» **ENTRIES SHOWN**:
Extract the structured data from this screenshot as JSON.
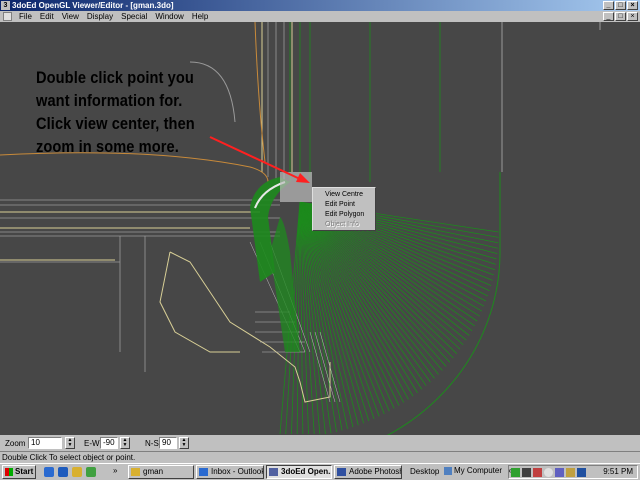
{
  "window": {
    "title": "3doEd OpenGL Viewer/Editor - [gman.3do]",
    "app_icon": "3d-app-icon",
    "buttons": [
      "minimize",
      "maximize",
      "close"
    ]
  },
  "menubar": {
    "items": [
      "File",
      "Edit",
      "View",
      "Display",
      "Special",
      "Window",
      "Help"
    ]
  },
  "annotation": {
    "lines": [
      "Double click point you",
      "want information for.",
      "Click view center, then",
      "zoom in some more."
    ],
    "arrow_color": "#ff2020"
  },
  "context_menu": {
    "items": [
      {
        "label": "View Centre",
        "enabled": true
      },
      {
        "label": "Edit Point",
        "enabled": true
      },
      {
        "label": "Edit Polygon",
        "enabled": true
      },
      {
        "label": "Object Info",
        "enabled": false
      }
    ]
  },
  "controls": {
    "zoom_label": "Zoom",
    "zoom_value": "10",
    "ew_label": "E-W",
    "ew_value": "-90",
    "ns_label": "N-S",
    "ns_value": "90"
  },
  "status": {
    "text": "Double Click To select object or point."
  },
  "taskbar": {
    "start_label": "Start",
    "buttons": [
      {
        "label": "gman",
        "active": false
      },
      {
        "label": "Inbox - Outlook...",
        "active": false
      },
      {
        "label": "3doEd Open...",
        "active": true
      },
      {
        "label": "Adobe Photosh...",
        "active": false
      }
    ],
    "desktop_label": "Desktop",
    "mycomputer_label": "My Computer",
    "clock": "9:51 PM"
  },
  "colors": {
    "viewport_bg": "#474747",
    "mesh_green": "#1d8a1d",
    "wire_gray": "#9a9a9a",
    "wire_yellow": "#d8cf96",
    "wire_orange": "#c88a3a"
  }
}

» **GIVEN INSTRUCTION**: Using the material above, return every line exactly as it appears, minus the pictures.

» **RESPONSE TO THE TASK**:
Extract the structured data from this screenshot as JSON.
{
  "window": {
    "title": "3doEd OpenGL Viewer/Editor - [gman.3do]",
    "app_icon": "3d-app-icon",
    "buttons": [
      "minimize",
      "maximize",
      "close"
    ]
  },
  "menubar": {
    "items": [
      "File",
      "Edit",
      "View",
      "Display",
      "Special",
      "Window",
      "Help"
    ]
  },
  "annotation": {
    "lines": [
      "Double click point you",
      "want information for.",
      "Click view center, then",
      "zoom in some more."
    ],
    "arrow_color": "#ff2020"
  },
  "context_menu": {
    "items": [
      {
        "label": "View Centre",
        "enabled": true
      },
      {
        "label": "Edit Point",
        "enabled": true
      },
      {
        "label": "Edit Polygon",
        "enabled": true
      },
      {
        "label": "Object Info",
        "enabled": false
      }
    ]
  },
  "controls": {
    "zoom_label": "Zoom",
    "zoom_value": "10",
    "ew_label": "E-W",
    "ew_value": "-90",
    "ns_label": "N-S",
    "ns_value": "90"
  },
  "status": {
    "text": "Double Click To select object or point."
  },
  "taskbar": {
    "start_label": "Start",
    "buttons": [
      {
        "label": "gman",
        "active": false
      },
      {
        "label": "Inbox - Outlook...",
        "active": false
      },
      {
        "label": "3doEd Open...",
        "active": true
      },
      {
        "label": "Adobe Photosh...",
        "active": false
      }
    ],
    "desktop_label": "Desktop",
    "mycomputer_label": "My Computer",
    "clock": "9:51 PM"
  },
  "colors": {
    "viewport_bg": "#474747",
    "mesh_green": "#1d8a1d",
    "wire_gray": "#9a9a9a",
    "wire_yellow": "#d8cf96",
    "wire_orange": "#c88a3a"
  }
}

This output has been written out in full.